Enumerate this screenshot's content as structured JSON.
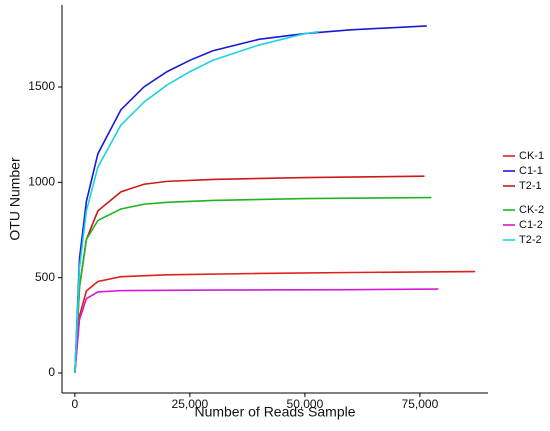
{
  "chart_data": {
    "type": "line",
    "xlabel": "Number of Reads Sample",
    "ylabel": "OTU Number",
    "xlim": [
      -2800,
      89800
    ],
    "ylim": [
      -105,
      1930
    ],
    "xticks": [
      0,
      {
        "value": 25000,
        "label": "25,000"
      },
      {
        "value": 50000,
        "label": "50,000"
      },
      {
        "value": 75000,
        "label": "75,000"
      }
    ],
    "yticks": [
      0,
      500,
      1000,
      1500
    ],
    "grid": false,
    "legend": "right",
    "series": [
      {
        "name": "CK-1",
        "color": "#e0201b",
        "x": [
          0,
          1000,
          2500,
          5000,
          10000,
          20000,
          40000,
          60000,
          87000
        ],
        "values": [
          0,
          300,
          430,
          480,
          505,
          515,
          522,
          527,
          532
        ]
      },
      {
        "name": "C1-1",
        "color": "#1a1ad6",
        "x": [
          0,
          1000,
          2500,
          5000,
          10000,
          15000,
          20000,
          25000,
          30000,
          40000,
          50000,
          60000,
          76500
        ],
        "values": [
          0,
          600,
          900,
          1150,
          1380,
          1500,
          1580,
          1640,
          1690,
          1750,
          1780,
          1800,
          1820
        ]
      },
      {
        "name": "T2-1",
        "color": "#cc1a1a",
        "x": [
          0,
          1000,
          2500,
          5000,
          10000,
          15000,
          20000,
          30000,
          50000,
          76000
        ],
        "values": [
          0,
          450,
          700,
          850,
          950,
          990,
          1005,
          1015,
          1025,
          1032
        ]
      },
      {
        "name": "CK-2",
        "color": "#22b322",
        "x": [
          0,
          1000,
          2500,
          5000,
          10000,
          15000,
          20000,
          30000,
          50000,
          77500
        ],
        "values": [
          0,
          450,
          700,
          800,
          860,
          885,
          895,
          905,
          915,
          920
        ]
      },
      {
        "name": "C1-2",
        "color": "#d41ad4",
        "x": [
          0,
          1000,
          2500,
          5000,
          10000,
          30000,
          60000,
          79000
        ],
        "values": [
          0,
          280,
          390,
          425,
          432,
          435,
          437,
          440
        ]
      },
      {
        "name": "T2-2",
        "color": "#1ad4e0",
        "x": [
          0,
          1000,
          2500,
          5000,
          10000,
          15000,
          20000,
          25000,
          30000,
          40000,
          50000,
          53000
        ],
        "values": [
          0,
          550,
          850,
          1080,
          1300,
          1420,
          1510,
          1580,
          1640,
          1720,
          1780,
          1790
        ]
      }
    ]
  }
}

### Brief
Going through the data, tally the lines containing "color" and report only the result.

### Response for this exercise
6